-- Start PASSAGE --

By: Anna Hinds BA (hons) - Updated: 26 Sep 2012 | comments*Discuss
Winter Root Vegetables

Winter root vegetables – not the most inspiring phrase for the home cook, is it? But this neglected harvest can be used to make some of the best comfort food you’ll try. Take a look at our recipes for scrumptious side dishes and you’ll soon be piling up winter roots in your trolley!

Using Roots in Side Dishes

Starchy, sweet, savoury root vegetables make scrumptious sides. Don’t believe us? Just try making mashed potato with equal amounts of chopped celeriac and potato. Or steam carrots and swedes until very soft, then mash together with olive oil. Bake sweet potatoes in the oven, then split and top with crème fraiche. Here are some ideas for good old British roots:

  • Swedes are sometimes underrated – in Britain, they’re usually steamed, mashed, and served alongside the Sunday roast. But you can also enjoy them in a vegetable stew with cider and celeriac – served with cheese dumplings, it’s the perfect winter vegetarian meal.

    Use swedes to make crunchy root vegetable crisps: clean and if necessary peel a selection of root vegetables (parsnip and celeriac are also good here). Preheat a pan with a couple of inches of groundnut oil, and peel wafer-thin slices from your swede. Drop a handful at a time into the hot oil, and remove when they’re golden brown. Cool on kitchen paper and sprinkle with salt to serve.

  • Celeriac is difficult to grow – not because it doesn’t like our climate but because it’s a very awkward little seedling! It requires time and patience to grow this knobbly, roughly spherical root. If you’re buying it, choose the medium-sized ones – “Be satisfied with plain big,” says Sophie Grigson, “as the colossal ones may have swelled up so far that the centre becomes spongy or hollow.”

    Its popularity has boomed in the past decade, and the French Remoulade is a great way to try it as a side dish. Peel and slice your celeriac, then cut the slices into finest matchsticks, dropping them into a dish of water acidulated with the juice of a lemon (to keep the sticks white). Dress them with good mayonnaise, then add lemon juice, Dijon mustard, and seasoning to taste.

-- End PASSAGE --
-- Start PROVIDED MATERIAL --

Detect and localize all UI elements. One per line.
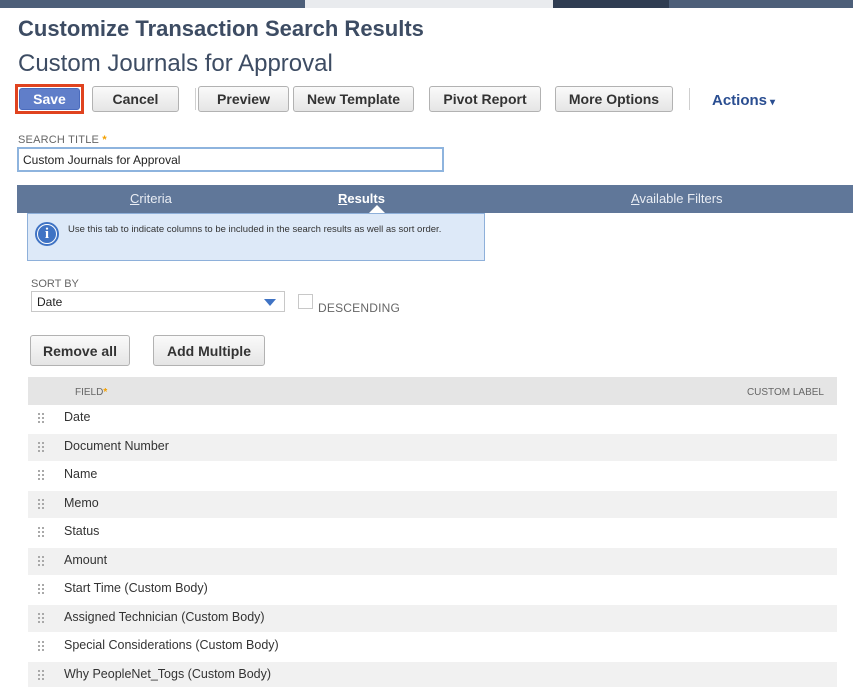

-- End PROVIDED MATERIAL --

### YOUR OBJECTIVE
Write out the entire passage on winter root vegetables word for word. Work only from the passage on winter root vegetables, not from the listing.

### WRITTEN RESPONSE
By: Anna Hinds BA (hons) - Updated: 26 Sep 2012 | comments*Discuss
Winter Root Vegetables

Winter root vegetables – not the most inspiring phrase for the home cook, is it? But this neglected harvest can be used to make some of the best comfort food you’ll try. Take a look at our recipes for scrumptious side dishes and you’ll soon be piling up winter roots in your trolley!

Using Roots in Side Dishes

Starchy, sweet, savoury root vegetables make scrumptious sides. Don’t believe us? Just try making mashed potato with equal amounts of chopped celeriac and potato. Or steam carrots and swedes until very soft, then mash together with olive oil. Bake sweet potatoes in the oven, then split and top with crème fraiche. Here are some ideas for good old British roots:

  • Swedes are sometimes underrated – in Britain, they’re usually steamed, mashed, and served alongside the Sunday roast. But you can also enjoy them in a vegetable stew with cider and celeriac – served with cheese dumplings, it’s the perfect winter vegetarian meal.

    Use swedes to make crunchy root vegetable crisps: clean and if necessary peel a selection of root vegetables (parsnip and celeriac are also good here). Preheat a pan with a couple of inches of groundnut oil, and peel wafer-thin slices from your swede. Drop a handful at a time into the hot oil, and remove when they’re golden brown. Cool on kitchen paper and sprinkle with salt to serve.

  • Celeriac is difficult to grow – not because it doesn’t like our climate but because it’s a very awkward little seedling! It requires time and patience to grow this knobbly, roughly spherical root. If you’re buying it, choose the medium-sized ones – “Be satisfied with plain big,” says Sophie Grigson, “as the colossal ones may have swelled up so far that the centre becomes spongy or hollow.”

    Its popularity has boomed in the past decade, and the French Remoulade is a great way to try it as a side dish. Peel and slice your celeriac, then cut the slices into finest matchsticks, dropping them into a dish of water acidulated with the juice of a lemon (to keep the sticks white). Dress them with good mayonnaise, then add lemon juice, Dijon mustard, and seasoning to taste.